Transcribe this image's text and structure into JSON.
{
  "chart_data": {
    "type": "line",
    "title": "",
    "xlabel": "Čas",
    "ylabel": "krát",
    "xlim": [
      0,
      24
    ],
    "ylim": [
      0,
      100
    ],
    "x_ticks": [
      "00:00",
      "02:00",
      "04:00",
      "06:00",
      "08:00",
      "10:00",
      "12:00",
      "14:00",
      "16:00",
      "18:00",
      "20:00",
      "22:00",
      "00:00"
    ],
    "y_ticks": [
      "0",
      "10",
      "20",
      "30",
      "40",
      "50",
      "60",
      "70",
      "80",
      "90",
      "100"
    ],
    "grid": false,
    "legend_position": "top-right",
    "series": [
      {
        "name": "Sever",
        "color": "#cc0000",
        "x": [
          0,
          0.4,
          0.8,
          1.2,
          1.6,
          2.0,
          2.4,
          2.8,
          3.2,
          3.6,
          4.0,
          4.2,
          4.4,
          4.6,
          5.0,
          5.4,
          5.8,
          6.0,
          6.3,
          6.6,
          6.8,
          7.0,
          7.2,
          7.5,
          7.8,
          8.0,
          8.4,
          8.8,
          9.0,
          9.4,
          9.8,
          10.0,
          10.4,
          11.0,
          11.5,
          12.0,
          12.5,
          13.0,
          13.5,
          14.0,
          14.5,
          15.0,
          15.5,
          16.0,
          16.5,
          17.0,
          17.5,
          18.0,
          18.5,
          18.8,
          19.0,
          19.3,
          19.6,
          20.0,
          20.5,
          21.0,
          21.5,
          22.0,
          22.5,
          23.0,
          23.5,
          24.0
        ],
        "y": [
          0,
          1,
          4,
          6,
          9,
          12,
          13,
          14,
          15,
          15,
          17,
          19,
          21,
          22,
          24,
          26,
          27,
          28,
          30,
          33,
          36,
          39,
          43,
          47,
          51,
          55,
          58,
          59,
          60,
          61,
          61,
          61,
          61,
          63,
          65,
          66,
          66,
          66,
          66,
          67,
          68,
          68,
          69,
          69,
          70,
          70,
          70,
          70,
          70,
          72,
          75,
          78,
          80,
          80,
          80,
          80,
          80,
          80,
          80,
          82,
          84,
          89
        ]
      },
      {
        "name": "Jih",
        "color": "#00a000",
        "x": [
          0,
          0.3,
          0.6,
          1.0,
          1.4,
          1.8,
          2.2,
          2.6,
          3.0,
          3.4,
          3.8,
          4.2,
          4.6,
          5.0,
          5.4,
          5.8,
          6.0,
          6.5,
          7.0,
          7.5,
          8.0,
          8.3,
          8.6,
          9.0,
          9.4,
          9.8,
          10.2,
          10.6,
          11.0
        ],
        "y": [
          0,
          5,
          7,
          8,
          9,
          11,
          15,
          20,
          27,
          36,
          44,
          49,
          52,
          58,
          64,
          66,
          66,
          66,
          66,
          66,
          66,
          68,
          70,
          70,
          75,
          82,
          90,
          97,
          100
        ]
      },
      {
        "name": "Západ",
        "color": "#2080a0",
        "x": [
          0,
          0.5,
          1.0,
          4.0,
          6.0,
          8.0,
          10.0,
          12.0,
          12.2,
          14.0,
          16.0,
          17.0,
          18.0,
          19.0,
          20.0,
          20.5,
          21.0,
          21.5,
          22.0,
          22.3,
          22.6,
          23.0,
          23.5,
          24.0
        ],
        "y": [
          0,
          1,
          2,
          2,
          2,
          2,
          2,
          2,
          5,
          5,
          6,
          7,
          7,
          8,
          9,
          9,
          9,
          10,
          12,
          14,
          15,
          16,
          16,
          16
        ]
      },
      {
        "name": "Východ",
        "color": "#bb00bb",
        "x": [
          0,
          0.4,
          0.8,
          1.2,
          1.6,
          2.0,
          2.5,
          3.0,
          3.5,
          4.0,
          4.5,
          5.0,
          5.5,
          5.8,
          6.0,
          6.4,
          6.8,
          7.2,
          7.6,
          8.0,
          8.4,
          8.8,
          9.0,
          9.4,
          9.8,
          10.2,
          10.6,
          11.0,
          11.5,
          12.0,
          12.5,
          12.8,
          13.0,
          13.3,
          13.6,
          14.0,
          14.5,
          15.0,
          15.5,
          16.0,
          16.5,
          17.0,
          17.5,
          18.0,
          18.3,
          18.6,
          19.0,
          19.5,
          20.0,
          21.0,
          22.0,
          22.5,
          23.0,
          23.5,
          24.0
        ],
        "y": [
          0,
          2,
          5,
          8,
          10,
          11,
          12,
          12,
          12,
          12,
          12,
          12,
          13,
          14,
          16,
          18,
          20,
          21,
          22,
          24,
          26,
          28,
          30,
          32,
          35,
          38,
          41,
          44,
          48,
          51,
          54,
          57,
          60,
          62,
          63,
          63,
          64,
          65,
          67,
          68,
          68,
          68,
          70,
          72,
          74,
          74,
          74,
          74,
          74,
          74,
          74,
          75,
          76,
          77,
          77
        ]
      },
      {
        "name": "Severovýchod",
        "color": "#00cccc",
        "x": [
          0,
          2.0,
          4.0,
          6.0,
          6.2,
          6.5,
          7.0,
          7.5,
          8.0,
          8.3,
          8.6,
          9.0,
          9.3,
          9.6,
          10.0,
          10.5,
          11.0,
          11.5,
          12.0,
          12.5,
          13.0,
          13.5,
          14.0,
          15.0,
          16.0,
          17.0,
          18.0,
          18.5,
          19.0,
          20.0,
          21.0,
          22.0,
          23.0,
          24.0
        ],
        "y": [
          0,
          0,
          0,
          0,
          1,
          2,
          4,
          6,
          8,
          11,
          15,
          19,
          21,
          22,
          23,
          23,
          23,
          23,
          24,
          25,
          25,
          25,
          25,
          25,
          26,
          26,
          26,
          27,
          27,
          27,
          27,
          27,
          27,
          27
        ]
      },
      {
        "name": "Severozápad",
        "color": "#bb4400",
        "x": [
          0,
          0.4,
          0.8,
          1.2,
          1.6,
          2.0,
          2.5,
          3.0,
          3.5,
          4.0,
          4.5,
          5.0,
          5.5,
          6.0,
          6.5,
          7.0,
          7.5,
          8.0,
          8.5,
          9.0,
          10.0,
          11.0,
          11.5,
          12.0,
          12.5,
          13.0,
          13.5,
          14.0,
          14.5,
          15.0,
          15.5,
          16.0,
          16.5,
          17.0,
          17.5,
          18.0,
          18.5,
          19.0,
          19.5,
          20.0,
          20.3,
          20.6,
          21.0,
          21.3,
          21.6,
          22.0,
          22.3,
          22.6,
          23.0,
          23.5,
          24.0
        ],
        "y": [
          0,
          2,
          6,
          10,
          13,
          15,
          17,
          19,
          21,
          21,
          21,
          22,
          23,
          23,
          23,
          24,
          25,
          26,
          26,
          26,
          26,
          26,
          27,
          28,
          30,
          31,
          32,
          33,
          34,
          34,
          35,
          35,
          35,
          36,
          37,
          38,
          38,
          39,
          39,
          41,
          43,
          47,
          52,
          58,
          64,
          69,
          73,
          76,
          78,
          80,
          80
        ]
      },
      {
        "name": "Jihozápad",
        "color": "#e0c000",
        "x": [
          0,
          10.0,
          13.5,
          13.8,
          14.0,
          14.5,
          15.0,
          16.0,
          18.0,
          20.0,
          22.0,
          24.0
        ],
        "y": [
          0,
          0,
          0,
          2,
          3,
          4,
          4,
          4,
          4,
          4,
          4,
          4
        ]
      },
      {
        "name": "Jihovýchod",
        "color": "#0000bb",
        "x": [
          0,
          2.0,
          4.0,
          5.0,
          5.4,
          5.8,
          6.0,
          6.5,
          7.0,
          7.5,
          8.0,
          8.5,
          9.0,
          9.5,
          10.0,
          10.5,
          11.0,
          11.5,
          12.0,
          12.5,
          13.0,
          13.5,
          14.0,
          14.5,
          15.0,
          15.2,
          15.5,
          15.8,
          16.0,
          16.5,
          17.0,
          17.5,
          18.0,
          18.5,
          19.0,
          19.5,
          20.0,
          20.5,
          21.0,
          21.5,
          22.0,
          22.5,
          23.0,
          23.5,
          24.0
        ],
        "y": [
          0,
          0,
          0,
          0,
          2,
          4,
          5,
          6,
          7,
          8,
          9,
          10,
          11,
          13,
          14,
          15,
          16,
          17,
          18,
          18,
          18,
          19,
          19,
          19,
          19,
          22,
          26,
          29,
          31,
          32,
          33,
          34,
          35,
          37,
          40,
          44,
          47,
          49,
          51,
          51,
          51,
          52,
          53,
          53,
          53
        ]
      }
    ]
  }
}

+ + + + + + +

Written problem>
Count the lines in which the string "name" appears, then report only that figure.

Exercise answer>
8